## Stated task:
List each line holding the string "compartilhamento".
# # # # # # #
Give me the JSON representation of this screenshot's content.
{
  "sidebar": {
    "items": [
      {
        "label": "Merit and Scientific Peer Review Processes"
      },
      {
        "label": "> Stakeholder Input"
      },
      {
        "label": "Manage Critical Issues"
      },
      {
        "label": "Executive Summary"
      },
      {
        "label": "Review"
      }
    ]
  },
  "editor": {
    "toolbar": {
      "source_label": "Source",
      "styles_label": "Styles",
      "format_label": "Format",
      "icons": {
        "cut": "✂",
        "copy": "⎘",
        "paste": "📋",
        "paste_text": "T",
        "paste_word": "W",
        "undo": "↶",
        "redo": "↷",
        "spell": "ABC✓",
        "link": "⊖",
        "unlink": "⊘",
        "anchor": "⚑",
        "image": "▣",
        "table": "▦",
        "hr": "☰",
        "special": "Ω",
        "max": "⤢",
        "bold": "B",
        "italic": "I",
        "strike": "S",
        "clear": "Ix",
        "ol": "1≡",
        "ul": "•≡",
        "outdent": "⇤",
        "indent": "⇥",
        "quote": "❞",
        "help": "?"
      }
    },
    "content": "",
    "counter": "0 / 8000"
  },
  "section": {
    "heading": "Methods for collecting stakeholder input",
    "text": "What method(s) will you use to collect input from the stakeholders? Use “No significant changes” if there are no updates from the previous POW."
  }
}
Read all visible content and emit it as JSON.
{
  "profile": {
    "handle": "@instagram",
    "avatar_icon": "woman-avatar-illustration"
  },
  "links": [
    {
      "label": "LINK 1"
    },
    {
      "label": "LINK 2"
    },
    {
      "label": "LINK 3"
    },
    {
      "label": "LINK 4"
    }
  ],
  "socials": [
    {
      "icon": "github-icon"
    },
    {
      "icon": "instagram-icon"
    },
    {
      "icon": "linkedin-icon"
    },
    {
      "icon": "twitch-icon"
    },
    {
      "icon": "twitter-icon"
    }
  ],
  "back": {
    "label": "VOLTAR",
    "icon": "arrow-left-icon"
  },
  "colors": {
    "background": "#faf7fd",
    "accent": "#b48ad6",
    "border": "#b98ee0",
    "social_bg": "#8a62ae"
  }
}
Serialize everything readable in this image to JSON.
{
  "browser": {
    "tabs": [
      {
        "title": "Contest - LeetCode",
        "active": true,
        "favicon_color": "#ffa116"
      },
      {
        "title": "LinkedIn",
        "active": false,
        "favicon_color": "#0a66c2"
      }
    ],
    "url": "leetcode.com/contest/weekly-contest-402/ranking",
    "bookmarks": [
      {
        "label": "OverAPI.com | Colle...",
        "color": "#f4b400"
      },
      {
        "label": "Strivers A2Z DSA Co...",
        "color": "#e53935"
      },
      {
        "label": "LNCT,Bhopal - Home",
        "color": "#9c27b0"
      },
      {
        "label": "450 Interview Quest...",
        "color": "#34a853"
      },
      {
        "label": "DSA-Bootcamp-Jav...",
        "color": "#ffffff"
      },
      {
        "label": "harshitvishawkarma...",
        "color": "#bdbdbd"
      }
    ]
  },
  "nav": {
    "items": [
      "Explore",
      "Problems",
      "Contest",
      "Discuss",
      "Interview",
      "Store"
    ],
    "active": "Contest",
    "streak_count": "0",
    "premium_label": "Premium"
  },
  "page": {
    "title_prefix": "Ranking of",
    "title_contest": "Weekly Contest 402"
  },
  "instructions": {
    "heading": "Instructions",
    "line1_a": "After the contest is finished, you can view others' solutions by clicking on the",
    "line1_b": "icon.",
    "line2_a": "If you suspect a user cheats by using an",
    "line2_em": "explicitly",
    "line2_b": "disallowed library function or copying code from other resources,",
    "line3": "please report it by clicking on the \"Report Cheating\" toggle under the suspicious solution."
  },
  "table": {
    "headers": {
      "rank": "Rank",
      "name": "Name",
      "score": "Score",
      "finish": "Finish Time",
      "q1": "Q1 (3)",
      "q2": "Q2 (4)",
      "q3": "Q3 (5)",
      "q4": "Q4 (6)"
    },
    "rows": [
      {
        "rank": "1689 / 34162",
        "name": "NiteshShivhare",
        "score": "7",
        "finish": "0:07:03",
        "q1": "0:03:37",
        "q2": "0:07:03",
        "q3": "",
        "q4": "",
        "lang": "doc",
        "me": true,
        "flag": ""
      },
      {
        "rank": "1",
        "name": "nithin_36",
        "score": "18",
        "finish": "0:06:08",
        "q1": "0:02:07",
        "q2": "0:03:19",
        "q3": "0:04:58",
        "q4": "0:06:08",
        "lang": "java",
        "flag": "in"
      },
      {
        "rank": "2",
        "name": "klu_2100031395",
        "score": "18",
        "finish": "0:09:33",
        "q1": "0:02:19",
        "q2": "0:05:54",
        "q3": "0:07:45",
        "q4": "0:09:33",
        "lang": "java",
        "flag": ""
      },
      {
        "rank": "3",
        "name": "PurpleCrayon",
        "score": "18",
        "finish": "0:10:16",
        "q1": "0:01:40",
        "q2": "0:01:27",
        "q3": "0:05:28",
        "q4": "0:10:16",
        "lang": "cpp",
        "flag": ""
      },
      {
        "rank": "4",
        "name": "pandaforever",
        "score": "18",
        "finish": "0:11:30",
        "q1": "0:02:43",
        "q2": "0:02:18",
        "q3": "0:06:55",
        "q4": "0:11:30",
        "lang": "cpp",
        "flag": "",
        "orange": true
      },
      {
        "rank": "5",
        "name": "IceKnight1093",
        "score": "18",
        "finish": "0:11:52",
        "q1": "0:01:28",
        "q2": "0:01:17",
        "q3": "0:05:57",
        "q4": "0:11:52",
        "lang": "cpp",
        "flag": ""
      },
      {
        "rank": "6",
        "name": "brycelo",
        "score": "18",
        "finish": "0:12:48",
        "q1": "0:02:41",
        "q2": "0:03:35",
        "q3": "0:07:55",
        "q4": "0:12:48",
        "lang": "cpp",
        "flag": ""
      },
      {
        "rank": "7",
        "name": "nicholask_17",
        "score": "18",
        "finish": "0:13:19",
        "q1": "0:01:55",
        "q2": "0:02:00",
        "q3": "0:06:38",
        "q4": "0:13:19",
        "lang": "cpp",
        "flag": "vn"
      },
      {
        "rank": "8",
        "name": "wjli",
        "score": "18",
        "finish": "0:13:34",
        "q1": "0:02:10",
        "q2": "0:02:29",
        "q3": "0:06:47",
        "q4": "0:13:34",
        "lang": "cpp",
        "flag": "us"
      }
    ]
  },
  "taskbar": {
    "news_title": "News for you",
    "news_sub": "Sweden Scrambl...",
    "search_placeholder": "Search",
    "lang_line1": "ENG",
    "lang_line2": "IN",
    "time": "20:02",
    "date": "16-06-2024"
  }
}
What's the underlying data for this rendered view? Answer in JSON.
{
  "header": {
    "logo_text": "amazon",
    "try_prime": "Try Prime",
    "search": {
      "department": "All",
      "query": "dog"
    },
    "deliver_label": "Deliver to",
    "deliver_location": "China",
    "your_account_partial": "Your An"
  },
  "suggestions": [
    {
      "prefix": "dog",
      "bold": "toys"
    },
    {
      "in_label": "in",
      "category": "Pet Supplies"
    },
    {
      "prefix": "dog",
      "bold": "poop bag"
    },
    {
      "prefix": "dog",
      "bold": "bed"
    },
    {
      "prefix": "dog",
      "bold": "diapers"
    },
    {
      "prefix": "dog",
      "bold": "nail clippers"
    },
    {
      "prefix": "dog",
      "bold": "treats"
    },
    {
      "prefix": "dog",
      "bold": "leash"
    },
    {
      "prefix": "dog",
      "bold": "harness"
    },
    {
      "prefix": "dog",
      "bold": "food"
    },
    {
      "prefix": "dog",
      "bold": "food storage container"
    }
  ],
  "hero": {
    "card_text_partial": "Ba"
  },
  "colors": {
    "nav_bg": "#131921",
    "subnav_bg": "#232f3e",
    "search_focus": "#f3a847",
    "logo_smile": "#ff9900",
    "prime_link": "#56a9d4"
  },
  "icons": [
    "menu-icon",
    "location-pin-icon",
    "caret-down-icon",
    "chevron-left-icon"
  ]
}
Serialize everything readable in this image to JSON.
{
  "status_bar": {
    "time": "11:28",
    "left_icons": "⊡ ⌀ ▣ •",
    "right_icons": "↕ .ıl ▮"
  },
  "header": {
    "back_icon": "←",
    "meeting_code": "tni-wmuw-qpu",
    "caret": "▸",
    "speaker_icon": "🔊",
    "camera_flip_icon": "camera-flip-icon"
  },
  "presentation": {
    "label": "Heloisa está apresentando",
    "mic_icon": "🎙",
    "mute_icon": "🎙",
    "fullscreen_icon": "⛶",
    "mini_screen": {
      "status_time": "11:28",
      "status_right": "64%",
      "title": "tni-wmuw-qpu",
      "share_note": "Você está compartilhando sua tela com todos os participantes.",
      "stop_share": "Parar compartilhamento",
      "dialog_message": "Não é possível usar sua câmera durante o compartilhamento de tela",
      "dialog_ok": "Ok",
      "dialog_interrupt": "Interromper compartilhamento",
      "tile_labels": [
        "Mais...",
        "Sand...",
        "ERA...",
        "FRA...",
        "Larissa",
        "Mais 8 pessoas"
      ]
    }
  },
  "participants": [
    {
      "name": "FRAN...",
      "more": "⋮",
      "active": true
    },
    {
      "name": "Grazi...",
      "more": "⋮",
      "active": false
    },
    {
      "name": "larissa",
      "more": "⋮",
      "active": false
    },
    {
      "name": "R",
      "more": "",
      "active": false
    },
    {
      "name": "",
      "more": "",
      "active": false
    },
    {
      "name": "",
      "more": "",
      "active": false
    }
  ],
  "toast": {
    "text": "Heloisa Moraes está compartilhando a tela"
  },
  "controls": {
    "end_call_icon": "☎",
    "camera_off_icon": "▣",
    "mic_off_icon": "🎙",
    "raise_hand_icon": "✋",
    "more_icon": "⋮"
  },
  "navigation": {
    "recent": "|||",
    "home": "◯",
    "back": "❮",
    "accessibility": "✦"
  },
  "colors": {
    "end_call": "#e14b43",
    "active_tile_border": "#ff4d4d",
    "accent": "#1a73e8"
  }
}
# # # # # # #
## Exercise solution:
      "stop_share": "Parar compartilhamento",
      "dialog_message": "Não é possível usar sua câmera durante o compartilhamento de tela",
      "dialog_interrupt": "Interromper compartilhamento",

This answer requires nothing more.